• _Exercise prompt_: Transcribe every line exactly. Leave the pictures behind.

• _Supplied material_:
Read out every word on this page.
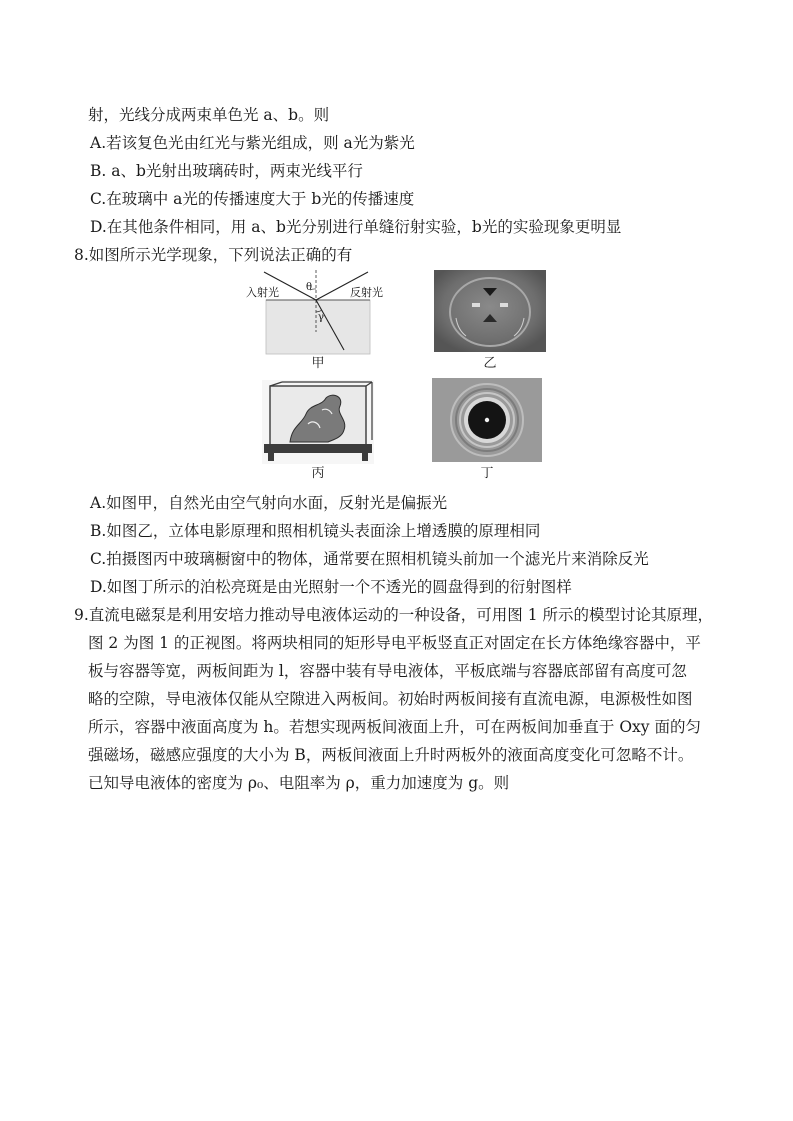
射，光线分成两束单色光 a、b。则
A.若该复色光由红光与紫光组成，则 a光为紫光
B. a、b光射出玻璃砖时，两束光线平行
C.在玻璃中 a光的传播速度大于 b光的传播速度
D.在其他条件相同，用 a、b光分别进行单缝衍射实验，b光的实验现象更明显
8.如图所示光学现象，下列说法正确的有
入射光	反射光
θ
γ
甲	乙
丙	丁
A.如图甲，自然光由空气射向水面，反射光是偏振光
B.如图乙，立体电影原理和照相机镜头表面涂上增透膜的原理相同
C.拍摄图丙中玻璃橱窗中的物体，通常要在照相机镜头前加一个滤光片来消除反光
D.如图丁所示的泊松亮斑是由光照射一个不透光的圆盘得到的衍射图样
9.直流电磁泵是利用安培力推动导电液体运动的一种设备，可用图 1 所示的模型讨论其原理，
图 2 为图 1 的正视图。将两块相同的矩形导电平板竖直正对固定在长方体绝缘容器中，平
板与容器等宽，两板间距为 l，容器中装有导电液体，平板底端与容器底部留有高度可忽
略的空隙，导电液体仅能从空隙进入两板间。初始时两板间接有直流电源，电源极性如图
所示，容器中液面高度为 h。若想实现两板间液面上升，可在两板间加垂直于 Oxy 面的匀
强磁场，磁感应强度的大小为 B，两板间液面上升时两板外的液面高度变化可忽略不计。
已知导电液体的密度为 ρ₀、电阻率为 ρ，重力加速度为 g。则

• _Response to the exercise_:
Read out every word on this page.
射，光线分成两束单色光 a、b。则
A.若该复色光由红光与紫光组成，则 a光为紫光
B. a、b光射出玻璃砖时，两束光线平行
C.在玻璃中 a光的传播速度大于 b光的传播速度
D.在其他条件相同，用 a、b光分别进行单缝衍射实验，b光的实验现象更明显
8.如图所示光学现象，下列说法正确的有
入射光	反射光
θ
γ
甲	乙
丙	丁
A.如图甲，自然光由空气射向水面，反射光是偏振光
B.如图乙，立体电影原理和照相机镜头表面涂上增透膜的原理相同
C.拍摄图丙中玻璃橱窗中的物体，通常要在照相机镜头前加一个滤光片来消除反光
D.如图丁所示的泊松亮斑是由光照射一个不透光的圆盘得到的衍射图样
9.直流电磁泵是利用安培力推动导电液体运动的一种设备，可用图 1 所示的模型讨论其原理，
图 2 为图 1 的正视图。将两块相同的矩形导电平板竖直正对固定在长方体绝缘容器中，平
板与容器等宽，两板间距为 l，容器中装有导电液体，平板底端与容器底部留有高度可忽
略的空隙，导电液体仅能从空隙进入两板间。初始时两板间接有直流电源，电源极性如图
所示，容器中液面高度为 h。若想实现两板间液面上升，可在两板间加垂直于 Oxy 面的匀
强磁场，磁感应强度的大小为 B，两板间液面上升时两板外的液面高度变化可忽略不计。
已知导电液体的密度为 ρ₀、电阻率为 ρ，重力加速度为 g。则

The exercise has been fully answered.